§ **Given exercise**:
Pictures do not belong in the copy, so please give every entry below again exactly.
Begin
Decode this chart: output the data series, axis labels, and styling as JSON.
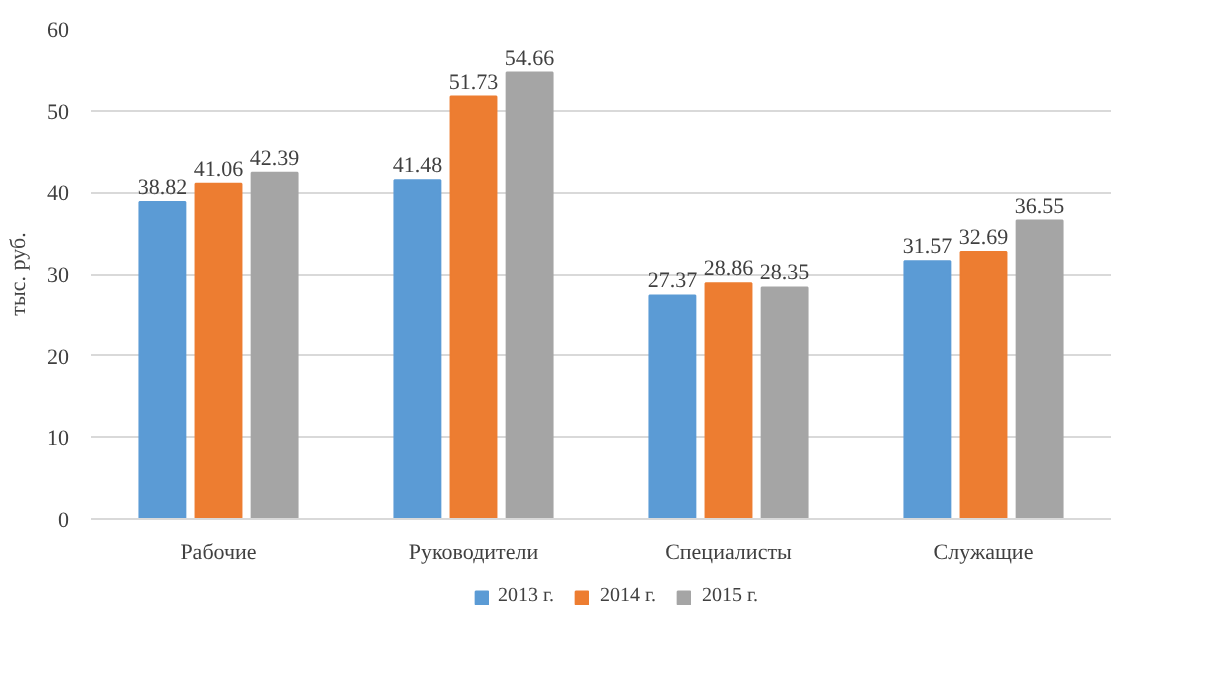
{
  "chart_data": {
    "type": "bar",
    "ylabel": "тыс. руб.",
    "categories": [
      "Рабочие",
      "Руководители",
      "Специалисты",
      "Служащие"
    ],
    "series": [
      {
        "name": "2013 г.",
        "color": "#5b9bd5",
        "values": [
          38.82,
          41.48,
          27.37,
          31.57
        ]
      },
      {
        "name": "2014 г.",
        "color": "#ed7d31",
        "values": [
          41.06,
          51.73,
          28.86,
          32.69
        ]
      },
      {
        "name": "2015 г.",
        "color": "#a5a5a5",
        "values": [
          42.39,
          54.66,
          28.35,
          36.55
        ]
      }
    ],
    "ylim": [
      0,
      60
    ],
    "yticks": [
      0,
      10,
      20,
      30,
      40,
      50,
      60
    ],
    "grid": "y",
    "legend": "bottom",
    "data_labels": true
  }
}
End
§ **Exercise result**:
Decode this chart: output the data series, axis labels, and styling as JSON.
{
  "chart_data": {
    "type": "bar",
    "ylabel": "тыс. руб.",
    "categories": [
      "Рабочие",
      "Руководители",
      "Специалисты",
      "Служащие"
    ],
    "series": [
      {
        "name": "2013 г.",
        "color": "#5b9bd5",
        "values": [
          38.82,
          41.48,
          27.37,
          31.57
        ]
      },
      {
        "name": "2014 г.",
        "color": "#ed7d31",
        "values": [
          41.06,
          51.73,
          28.86,
          32.69
        ]
      },
      {
        "name": "2015 г.",
        "color": "#a5a5a5",
        "values": [
          42.39,
          54.66,
          28.35,
          36.55
        ]
      }
    ],
    "ylim": [
      0,
      60
    ],
    "yticks": [
      0,
      10,
      20,
      30,
      40,
      50,
      60
    ],
    "grid": "y",
    "legend": "bottom",
    "data_labels": true
  }
}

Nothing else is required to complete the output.